====== Exercise inputs

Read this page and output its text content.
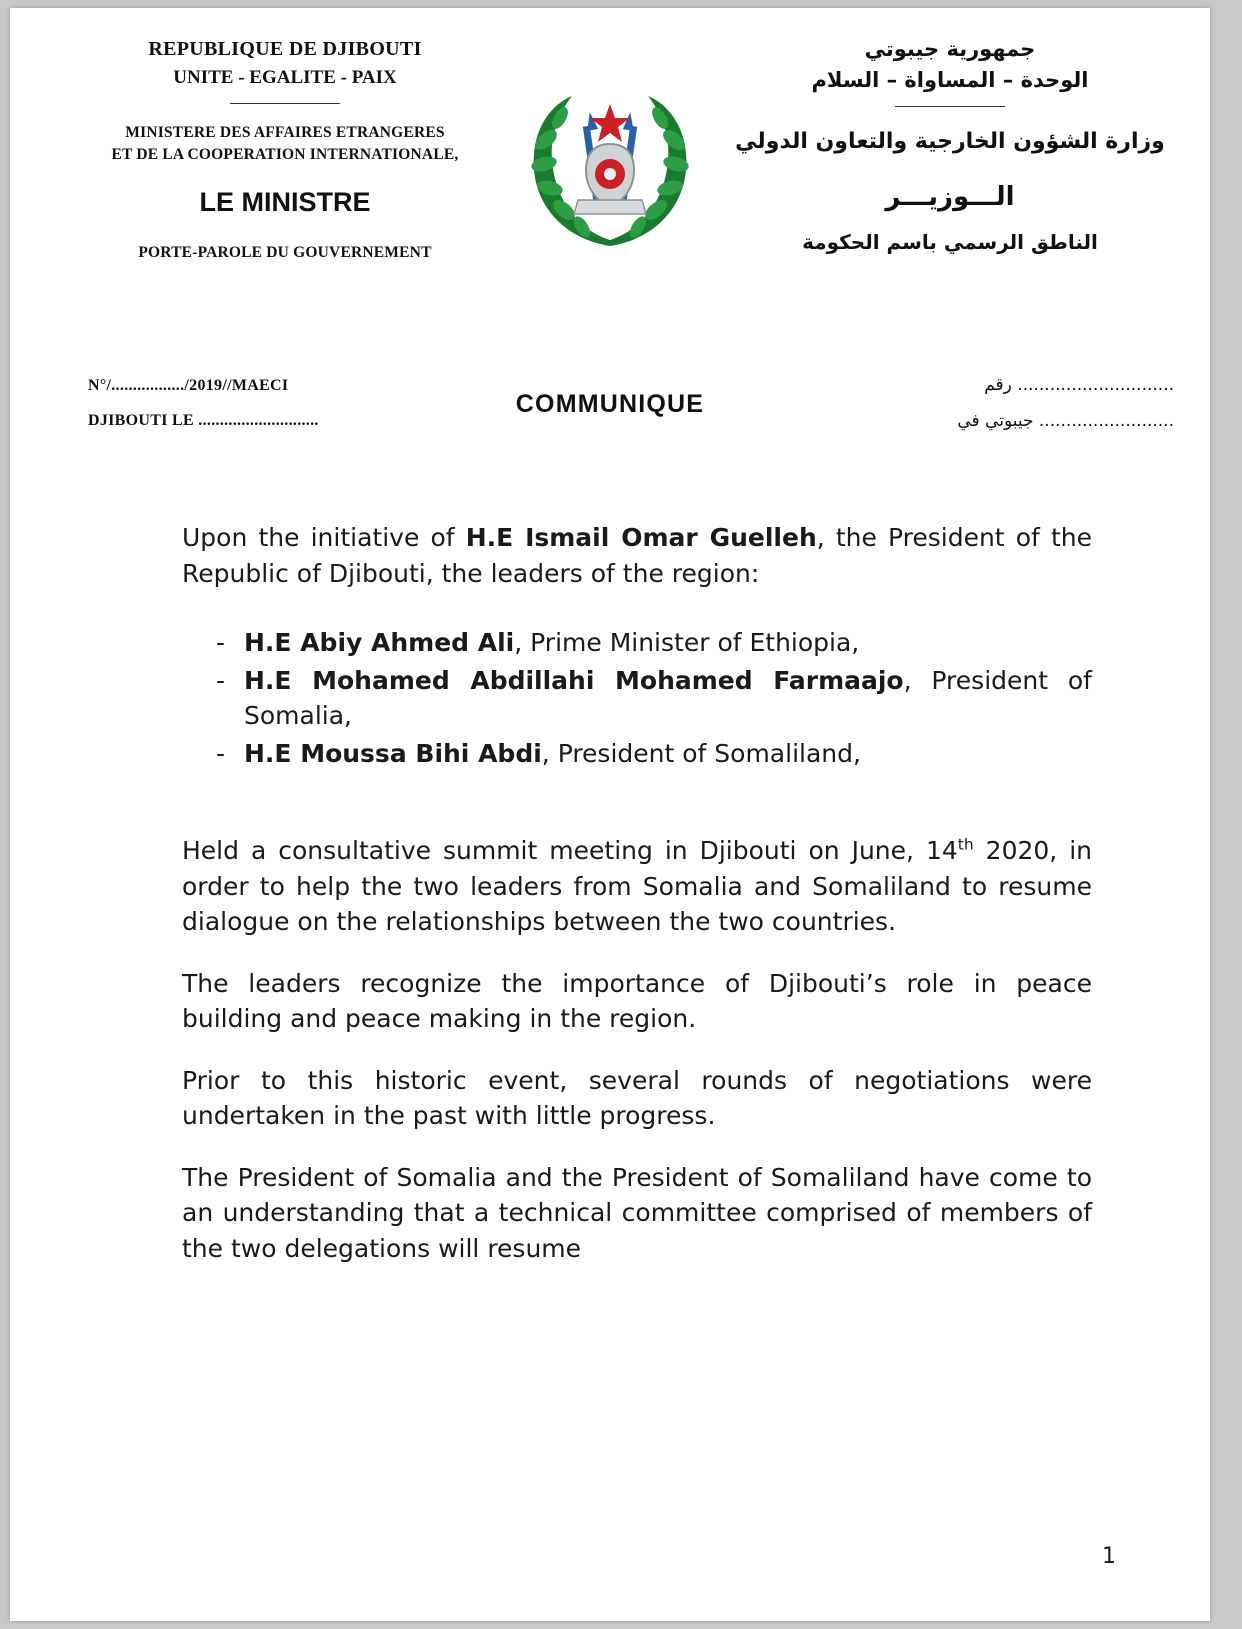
REPUBLIQUE DE DJIBOUTI
UNITE - EGALITE - PAIX
MINISTERE DES AFFAIRES ETRANGERES
ET DE LA COOPERATION INTERNATIONALE,
LE MINISTRE
PORTE-PAROLE DU GOUVERNEMENT
جمهورية جيبوتي
الوحدة – المساواة – السلام
وزارة الشؤون الخارجية والتعاون الدولي
الـــوزيـــر
الناطق الرسمي باسم الحكومة
N°/................./2019//MAECI
DJIBOUTI LE ............................
COMMUNIQUE
............................. رقم
......................... جيبوتي في

Upon the initiative of H.E Ismail Omar Guelleh, the President of the Republic of Djibouti, the leaders of the region:

- H.E Abiy Ahmed Ali, Prime Minister of Ethiopia,
- H.E Mohamed Abdillahi Mohamed Farmaajo, President of Somalia,
- H.E Moussa Bihi Abdi, President of Somaliland,

Held a consultative summit meeting in Djibouti on June, 14th 2020, in order to help the two leaders from Somalia and Somaliland to resume dialogue on the relationships between the two countries.

The leaders recognize the importance of Djibouti’s role in peace building and peace making in the region.

Prior to this historic event, several rounds of negotiations were undertaken in the past with little progress.

The President of Somalia and the President of Somaliland have come to an understanding that a technical committee comprised of members of the two delegations will resume

1
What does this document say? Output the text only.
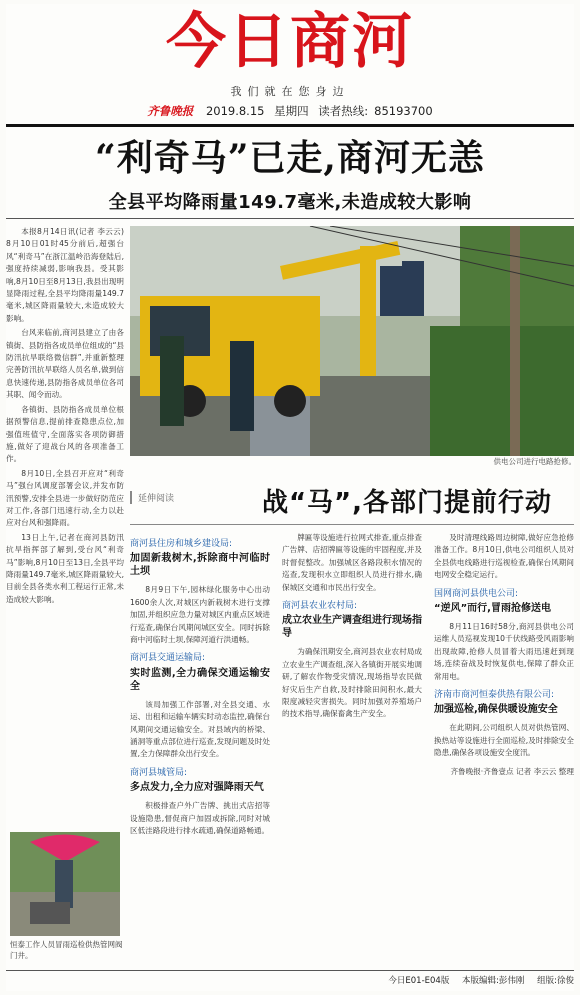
今日商河
我们就在您身边
齐鲁晚报 2019.8.15 星期四 读者热线: 85193700
“利奇马”已走,商河无恙
全县平均降雨量149.7毫米,未造成较大影响

本报8月14日讯(记者 李云云) 8月10日01时45分前后,超强台风“利奇马”在浙江温岭沿海登陆后,强度持续减弱,影响我县。受其影响,8月10日至8月13日,我县出现明显降雨过程,全县平均降雨量149.7毫米,城区降雨量较大,未造成较大影响。

台风来临前,商河县建立了由各镇街、县防指各成员单位组成的“县防汛抗旱联络微信群”,并重新整理完善防汛抗旱联络人员名单,做到信息快速传递,县防指各成员单位各司其职、闻令而动。

各镇街、县防指各成员单位根据预警信息,提前排查隐患点位,加强值班值守,全面落实各项防御措施,做好了迎战台风的各项准备工作。

8月10日,全县召开应对“利奇马”强台风调度部署会议,并发布防汛预警,安排全县进一步做好防范应对工作,各部门迅速行动,全力以赴应对台风和强降雨。

13日上午,记者在商河县防汛抗旱指挥部了解到,受台风“利奇马”影响,8月10日至13日,全县平均降雨量149.7毫米,城区降雨量较大,目前全县各类水利工程运行正常,未造成较大影响。

供电公司进行电路抢修。
延伸阅读	战“马”,各部门提前行动

商河县住房和城乡建设局:

加固新栽树木,拆除商中河临时土坝

8月9日下午,园林绿化服务中心出动1600余人次,对城区内新栽树木进行支撑加固,并组织应急力量对城区内重点区域进行巡查,确保台风期间城区安全。同时拆除商中河临时土坝,保障河道行洪通畅。

商河县交通运输局:

实时监测,全力确保交通运输安全

该局加强工作部署,对全县交通、水运、出租和运输车辆实时动态监控,确保台风期间交通运输安全。对县域内的桥梁、涵洞等重点部位进行巡查,发现问题及时处置,全力保障群众出行安全。

商河县城管局:

多点发力,全力应对强降雨天气

积极排查户外广告牌、挑出式店招等设施隐患,督促商户加固或拆除,同时对城区低洼路段进行排水疏通,确保道路畅通。

牌匾等设施进行拉网式排查,重点排查广告牌、店招牌匾等设施的牢固程度,并及时督促整改。加强城区各路段积水情况的巡查,发现积水立即组织人员进行排水,确保城区交通和市民出行安全。

商河县农业农村局:

成立农业生产调查组进行现场指导

为确保汛期安全,商河县农业农村局成立农业生产调查组,深入各镇街开展实地调研,了解农作物受灾情况,现场指导农民做好灾后生产自救,及时排除田间积水,最大限度减轻灾害损失。同时加强对养殖场户的技术指导,确保畜禽生产安全。

及时清理线路周边树障,做好应急抢修准备工作。8月10日,供电公司组织人员对全县供电线路进行巡视检查,确保台风期间电网安全稳定运行。

国网商河县供电公司:

“逆风”而行,冒雨抢修送电

8月11日16时58分,商河县供电公司运维人员巡视发现10千伏线路受风雨影响出现故障,抢修人员冒着大雨迅速赶到现场,连续奋战及时恢复供电,保障了群众正常用电。

济南市商河恒泰供热有限公司:

加强巡检,确保供暖设施安全

在此期间,公司组织人员对供热管网、换热站等设施进行全面巡检,及时排除安全隐患,确保各项设施安全度汛。

齐鲁晚报·齐鲁壹点 记者 李云云 整理

恒泰工作人员冒雨巡检供热管网阀门井。
今日E01-E04版 本版编辑:彭伟刚 组版:徐俊
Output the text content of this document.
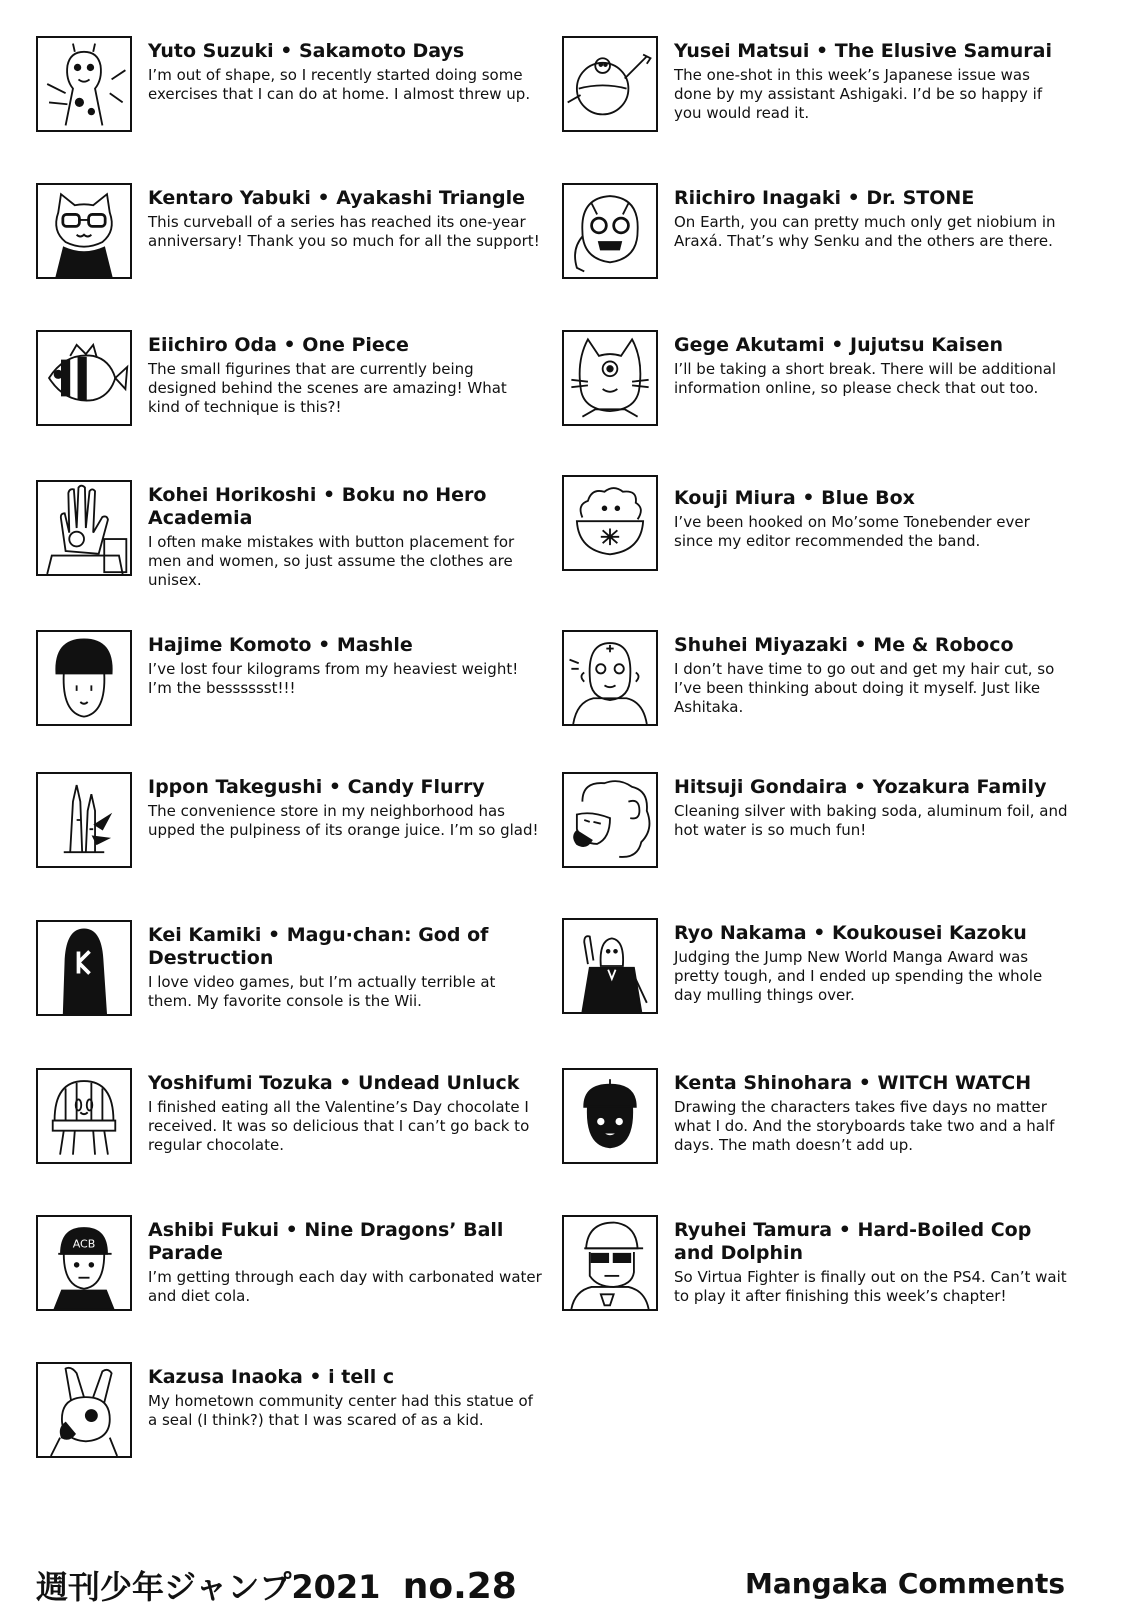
Yuto Suzuki • Sakamoto Days

I’m out of shape, so I recently started doing some exercises that I can do at home. I almost threw up.

Kentaro Yabuki • Ayakashi Triangle

This curveball of a series has reached its one-year anniversary! Thank you so much for all the support!

Eiichiro Oda • One Piece

The small figurines that are currently being designed behind the scenes are amazing! What kind of technique is this?!

Kohei Horikoshi • Boku no Hero Academia

I often make mistakes with button placement for men and women, so just assume the clothes are unisex.

Hajime Komoto • Mashle

I’ve lost four kilograms from my heaviest weight! I’m the besssssst!!!

Ippon Takegushi • Candy Flurry

The convenience store in my neighborhood has upped the pulpiness of its orange juice. I’m so glad!

Kei Kamiki • Magu·chan: God of Destruction

I love video games, but I’m actually terrible at them. My favorite console is the Wii.

Yoshifumi Tozuka • Undead Unluck

I finished eating all the Valentine’s Day chocolate I received. It was so delicious that I can’t go back to regular chocolate.

ACB

Ashibi Fukui • Nine Dragons’ Ball Parade

I’m getting through each day with carbonated water and diet cola.

Kazusa Inaoka • i tell c

My hometown community center had this statue of a seal (I think?) that I was scared of as a kid.

Yusei Matsui • The Elusive Samurai

The one-shot in this week’s Japanese issue was done by my assistant Ashigaki. I’d be so happy if you would read it.

Riichiro Inagaki • Dr. STONE

On Earth, you can pretty much only get niobium in Araxá. That’s why Senku and the others are there.

Gege Akutami • Jujutsu Kaisen

I’ll be taking a short break. There will be additional information online, so please check that out too.

Kouji Miura • Blue Box

I’ve been hooked on Mo’some Tonebender ever since my editor recommended the band.

Shuhei Miyazaki • Me & Roboco

I don’t have time to go out and get my hair cut, so I’ve been thinking about doing it myself. Just like Ashitaka.

Hitsuji Gondaira • Yozakura Family

Cleaning silver with baking soda, aluminum foil, and hot water is so much fun!

Ryo Nakama • Koukousei Kazoku

Judging the Jump New World Manga Award was pretty tough, and I ended up spending the whole day mulling things over.

Kenta Shinohara • WITCH WATCH

Drawing the characters takes five days no matter what I do. And the storyboards take two and a half days. The math doesn’t add up.

Ryuhei Tamura • Hard-Boiled Cop and Dolphin

So Virtua Fighter is finally out on the PS4. Can’t wait to play it after finishing this week’s chapter!

週刊少年ジャンプ2021 no.28	Mangaka Comments
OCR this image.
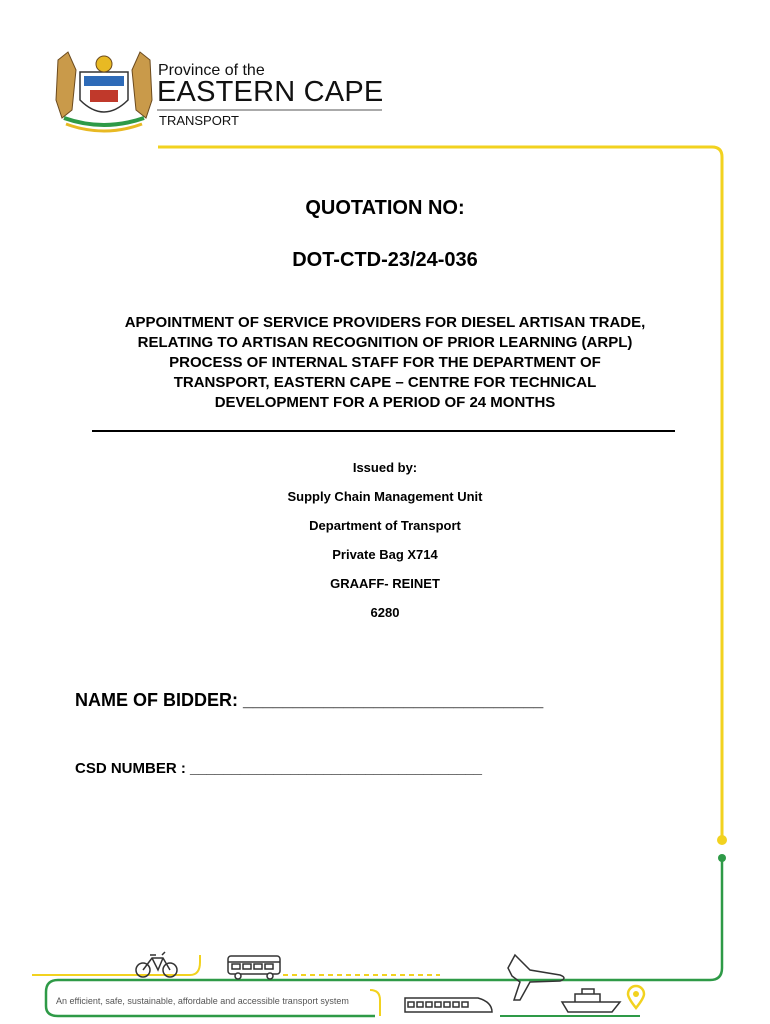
Province of the
EASTERN CAPE
TRANSPORT
QUOTATION NO:
DOT-CTD-23/24-036
APPOINTMENT OF SERVICE PROVIDERS FOR DIESEL ARTISAN TRADE,
RELATING TO ARTISAN RECOGNITION OF PRIOR LEARNING (ARPL)
PROCESS OF INTERNAL STAFF FOR THE DEPARTMENT OF
TRANSPORT, EASTERN CAPE – CENTRE FOR TECHNICAL
DEVELOPMENT FOR A PERIOD OF 24 MONTHS
Issued by:
Supply Chain Management Unit
Department of Transport
Private Bag X714
GRAAFF- REINET
6280
NAME OF BIDDER: ______________________________
CSD NUMBER : ___________________________________
An efficient, safe, sustainable, affordable and accessible transport system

============

- [Written instruction] Read the lines above. Gather those in which the string "leaders" is found.

- [Answer to this task]
Upon the initiative of H.E Ismail Omar Guelleh, the President of the Republic of Djibouti, the leaders of the region:
Held a consultative summit meeting in Djibouti on June, 14th 2020, in order to help the two leaders from Somalia and Somaliland to resume dialogue on the relationships between the two countries.
The leaders recognize the importance of Djibouti’s role in peace building and peace making in the region.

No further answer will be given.